**DIRECTIONS**
Output all lines exactly.

BEGIN DATA ENTRIES

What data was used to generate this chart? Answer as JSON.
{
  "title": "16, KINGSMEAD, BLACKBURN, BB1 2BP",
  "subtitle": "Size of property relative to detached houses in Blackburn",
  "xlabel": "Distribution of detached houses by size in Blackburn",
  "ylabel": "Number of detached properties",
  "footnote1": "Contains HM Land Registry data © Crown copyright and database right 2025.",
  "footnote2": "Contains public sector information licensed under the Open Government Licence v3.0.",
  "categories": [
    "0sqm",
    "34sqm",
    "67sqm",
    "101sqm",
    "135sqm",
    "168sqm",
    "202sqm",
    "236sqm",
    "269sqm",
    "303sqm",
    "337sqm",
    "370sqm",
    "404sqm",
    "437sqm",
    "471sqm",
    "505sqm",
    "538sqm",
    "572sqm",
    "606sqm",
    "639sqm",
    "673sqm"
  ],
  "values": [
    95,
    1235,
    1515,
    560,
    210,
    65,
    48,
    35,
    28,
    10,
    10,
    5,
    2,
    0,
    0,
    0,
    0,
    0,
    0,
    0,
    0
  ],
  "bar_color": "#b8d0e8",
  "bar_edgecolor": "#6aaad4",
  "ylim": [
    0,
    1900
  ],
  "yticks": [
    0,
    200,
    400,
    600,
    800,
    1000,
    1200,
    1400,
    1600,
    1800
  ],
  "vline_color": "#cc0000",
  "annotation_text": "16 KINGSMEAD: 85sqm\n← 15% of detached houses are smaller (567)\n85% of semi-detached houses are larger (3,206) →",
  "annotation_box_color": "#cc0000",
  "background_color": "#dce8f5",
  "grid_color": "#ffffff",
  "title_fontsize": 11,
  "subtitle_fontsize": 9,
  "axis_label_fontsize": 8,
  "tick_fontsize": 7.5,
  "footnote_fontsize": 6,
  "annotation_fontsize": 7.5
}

END DATA ENTRIES

**TASK RESULT**
What data was used to generate this chart? Answer as JSON.
{
  "title": "16, KINGSMEAD, BLACKBURN, BB1 2BP",
  "subtitle": "Size of property relative to detached houses in Blackburn",
  "xlabel": "Distribution of detached houses by size in Blackburn",
  "ylabel": "Number of detached properties",
  "footnote1": "Contains HM Land Registry data © Crown copyright and database right 2025.",
  "footnote2": "Contains public sector information licensed under the Open Government Licence v3.0.",
  "categories": [
    "0sqm",
    "34sqm",
    "67sqm",
    "101sqm",
    "135sqm",
    "168sqm",
    "202sqm",
    "236sqm",
    "269sqm",
    "303sqm",
    "337sqm",
    "370sqm",
    "404sqm",
    "437sqm",
    "471sqm",
    "505sqm",
    "538sqm",
    "572sqm",
    "606sqm",
    "639sqm",
    "673sqm"
  ],
  "values": [
    95,
    1235,
    1515,
    560,
    210,
    65,
    48,
    35,
    28,
    10,
    10,
    5,
    2,
    0,
    0,
    0,
    0,
    0,
    0,
    0,
    0
  ],
  "bar_color": "#b8d0e8",
  "bar_edgecolor": "#6aaad4",
  "ylim": [
    0,
    1900
  ],
  "yticks": [
    0,
    200,
    400,
    600,
    800,
    1000,
    1200,
    1400,
    1600,
    1800
  ],
  "vline_color": "#cc0000",
  "annotation_text": "16 KINGSMEAD: 85sqm\n← 15% of detached houses are smaller (567)\n85% of semi-detached houses are larger (3,206) →",
  "annotation_box_color": "#cc0000",
  "background_color": "#dce8f5",
  "grid_color": "#ffffff",
  "title_fontsize": 11,
  "subtitle_fontsize": 9,
  "axis_label_fontsize": 8,
  "tick_fontsize": 7.5,
  "footnote_fontsize": 6,
  "annotation_fontsize": 7.5
}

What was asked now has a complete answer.